Task objective: Tally the lines below that contain the word "stay", and give only that number.

The input:
○ ○ ○ ○
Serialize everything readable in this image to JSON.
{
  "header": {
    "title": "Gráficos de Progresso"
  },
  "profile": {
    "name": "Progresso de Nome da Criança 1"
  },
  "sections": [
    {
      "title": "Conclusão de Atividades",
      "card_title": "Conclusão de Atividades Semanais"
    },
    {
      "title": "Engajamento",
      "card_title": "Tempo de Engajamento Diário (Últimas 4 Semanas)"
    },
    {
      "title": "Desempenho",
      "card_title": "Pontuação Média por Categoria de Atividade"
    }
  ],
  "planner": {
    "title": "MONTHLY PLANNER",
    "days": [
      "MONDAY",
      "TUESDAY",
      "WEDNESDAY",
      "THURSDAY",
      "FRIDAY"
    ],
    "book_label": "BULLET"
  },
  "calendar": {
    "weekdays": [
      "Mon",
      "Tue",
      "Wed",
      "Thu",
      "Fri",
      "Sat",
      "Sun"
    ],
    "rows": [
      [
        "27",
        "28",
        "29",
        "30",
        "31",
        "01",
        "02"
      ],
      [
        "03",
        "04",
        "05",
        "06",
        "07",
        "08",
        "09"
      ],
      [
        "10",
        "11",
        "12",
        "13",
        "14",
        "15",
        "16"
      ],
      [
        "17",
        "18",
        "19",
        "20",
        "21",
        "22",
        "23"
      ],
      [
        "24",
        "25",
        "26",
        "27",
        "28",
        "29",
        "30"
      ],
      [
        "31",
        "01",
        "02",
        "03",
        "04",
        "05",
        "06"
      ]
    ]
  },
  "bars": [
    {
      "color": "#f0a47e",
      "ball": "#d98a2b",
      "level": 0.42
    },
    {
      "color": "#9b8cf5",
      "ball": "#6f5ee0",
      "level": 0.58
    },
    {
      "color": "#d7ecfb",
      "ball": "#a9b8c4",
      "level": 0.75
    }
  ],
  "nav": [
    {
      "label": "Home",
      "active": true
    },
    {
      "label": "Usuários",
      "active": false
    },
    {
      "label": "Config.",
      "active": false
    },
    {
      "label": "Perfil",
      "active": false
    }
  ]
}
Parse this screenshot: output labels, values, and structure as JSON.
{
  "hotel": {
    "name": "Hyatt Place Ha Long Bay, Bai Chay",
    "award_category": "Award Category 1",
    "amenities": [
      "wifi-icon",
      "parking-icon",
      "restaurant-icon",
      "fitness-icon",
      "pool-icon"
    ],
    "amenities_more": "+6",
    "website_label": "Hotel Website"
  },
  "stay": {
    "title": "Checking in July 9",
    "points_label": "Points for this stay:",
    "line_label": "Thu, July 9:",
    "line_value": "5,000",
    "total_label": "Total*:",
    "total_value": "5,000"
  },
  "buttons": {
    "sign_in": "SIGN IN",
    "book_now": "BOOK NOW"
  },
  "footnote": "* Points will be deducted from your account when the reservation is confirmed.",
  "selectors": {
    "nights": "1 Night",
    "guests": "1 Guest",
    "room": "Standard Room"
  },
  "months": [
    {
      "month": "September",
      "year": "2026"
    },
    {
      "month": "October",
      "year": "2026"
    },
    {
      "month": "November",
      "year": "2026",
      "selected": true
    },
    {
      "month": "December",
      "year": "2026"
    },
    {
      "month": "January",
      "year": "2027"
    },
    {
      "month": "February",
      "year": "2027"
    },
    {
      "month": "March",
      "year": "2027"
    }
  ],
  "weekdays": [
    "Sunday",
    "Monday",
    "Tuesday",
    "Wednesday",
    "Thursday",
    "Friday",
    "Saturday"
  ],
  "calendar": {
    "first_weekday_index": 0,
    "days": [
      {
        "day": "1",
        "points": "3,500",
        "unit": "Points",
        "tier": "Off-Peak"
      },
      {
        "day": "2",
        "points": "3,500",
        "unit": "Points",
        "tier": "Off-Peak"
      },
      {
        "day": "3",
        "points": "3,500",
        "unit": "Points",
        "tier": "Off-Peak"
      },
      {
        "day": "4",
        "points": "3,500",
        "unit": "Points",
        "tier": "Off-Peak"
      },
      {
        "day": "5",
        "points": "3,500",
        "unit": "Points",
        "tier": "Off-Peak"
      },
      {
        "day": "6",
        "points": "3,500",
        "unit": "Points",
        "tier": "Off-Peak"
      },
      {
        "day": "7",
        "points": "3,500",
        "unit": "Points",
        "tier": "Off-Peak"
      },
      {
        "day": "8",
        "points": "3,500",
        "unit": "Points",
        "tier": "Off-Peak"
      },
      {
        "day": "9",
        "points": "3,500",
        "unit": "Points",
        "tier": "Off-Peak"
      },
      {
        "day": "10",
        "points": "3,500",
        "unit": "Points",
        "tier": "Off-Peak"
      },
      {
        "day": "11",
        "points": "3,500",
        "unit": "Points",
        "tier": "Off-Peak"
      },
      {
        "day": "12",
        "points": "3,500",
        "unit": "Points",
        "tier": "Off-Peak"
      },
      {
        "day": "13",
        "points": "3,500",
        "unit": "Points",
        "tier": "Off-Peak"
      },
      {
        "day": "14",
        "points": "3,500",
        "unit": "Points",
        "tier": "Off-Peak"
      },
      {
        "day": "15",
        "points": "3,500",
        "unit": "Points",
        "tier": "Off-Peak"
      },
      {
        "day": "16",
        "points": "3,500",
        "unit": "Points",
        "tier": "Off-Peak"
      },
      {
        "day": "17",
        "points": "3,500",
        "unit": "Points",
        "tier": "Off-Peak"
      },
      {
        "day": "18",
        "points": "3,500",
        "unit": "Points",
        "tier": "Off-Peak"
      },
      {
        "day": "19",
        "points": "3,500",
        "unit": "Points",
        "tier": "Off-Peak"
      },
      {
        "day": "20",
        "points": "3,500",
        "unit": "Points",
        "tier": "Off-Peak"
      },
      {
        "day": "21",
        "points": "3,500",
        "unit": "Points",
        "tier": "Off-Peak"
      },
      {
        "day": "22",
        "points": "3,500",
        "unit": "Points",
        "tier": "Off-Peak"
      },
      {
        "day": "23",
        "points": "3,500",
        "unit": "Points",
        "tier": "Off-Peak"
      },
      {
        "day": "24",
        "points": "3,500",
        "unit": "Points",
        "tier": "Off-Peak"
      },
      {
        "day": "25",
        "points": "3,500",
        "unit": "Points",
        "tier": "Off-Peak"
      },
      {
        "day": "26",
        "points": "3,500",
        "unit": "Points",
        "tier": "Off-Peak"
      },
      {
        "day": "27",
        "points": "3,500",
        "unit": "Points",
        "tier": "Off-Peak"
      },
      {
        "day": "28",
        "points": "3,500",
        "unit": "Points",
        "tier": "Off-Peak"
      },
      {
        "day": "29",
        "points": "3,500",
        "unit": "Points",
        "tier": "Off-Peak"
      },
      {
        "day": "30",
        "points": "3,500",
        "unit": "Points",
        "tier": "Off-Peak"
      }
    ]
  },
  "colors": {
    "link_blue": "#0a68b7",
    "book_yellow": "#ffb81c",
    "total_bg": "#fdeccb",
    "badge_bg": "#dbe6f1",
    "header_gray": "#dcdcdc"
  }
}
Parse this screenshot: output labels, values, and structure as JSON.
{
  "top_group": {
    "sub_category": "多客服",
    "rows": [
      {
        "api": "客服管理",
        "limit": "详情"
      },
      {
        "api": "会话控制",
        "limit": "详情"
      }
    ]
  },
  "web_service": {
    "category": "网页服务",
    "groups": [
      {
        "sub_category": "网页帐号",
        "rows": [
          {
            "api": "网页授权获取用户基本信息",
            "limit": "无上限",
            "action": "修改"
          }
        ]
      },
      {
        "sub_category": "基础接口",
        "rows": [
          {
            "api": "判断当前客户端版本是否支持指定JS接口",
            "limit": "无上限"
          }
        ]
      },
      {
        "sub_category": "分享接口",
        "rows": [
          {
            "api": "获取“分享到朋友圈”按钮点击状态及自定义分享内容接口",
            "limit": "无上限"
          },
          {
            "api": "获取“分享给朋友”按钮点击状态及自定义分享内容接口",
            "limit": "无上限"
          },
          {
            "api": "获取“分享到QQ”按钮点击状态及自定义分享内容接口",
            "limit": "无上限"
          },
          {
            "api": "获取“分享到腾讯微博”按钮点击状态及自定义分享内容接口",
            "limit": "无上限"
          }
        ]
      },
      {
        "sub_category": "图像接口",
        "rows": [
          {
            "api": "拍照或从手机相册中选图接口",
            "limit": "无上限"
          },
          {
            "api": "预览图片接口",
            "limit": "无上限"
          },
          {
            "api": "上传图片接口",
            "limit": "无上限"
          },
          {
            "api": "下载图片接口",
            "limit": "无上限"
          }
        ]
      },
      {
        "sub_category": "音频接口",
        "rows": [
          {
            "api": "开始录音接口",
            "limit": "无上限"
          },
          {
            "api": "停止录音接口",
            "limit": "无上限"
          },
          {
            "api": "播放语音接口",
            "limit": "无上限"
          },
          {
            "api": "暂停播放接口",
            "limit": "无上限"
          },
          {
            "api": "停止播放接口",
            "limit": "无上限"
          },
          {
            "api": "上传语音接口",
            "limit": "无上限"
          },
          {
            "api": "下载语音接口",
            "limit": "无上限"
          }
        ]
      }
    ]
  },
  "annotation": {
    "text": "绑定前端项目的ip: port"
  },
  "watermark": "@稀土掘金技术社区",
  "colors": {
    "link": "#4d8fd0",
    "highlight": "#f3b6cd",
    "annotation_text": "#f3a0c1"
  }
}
○ ○ ○ ○
Complete output: 2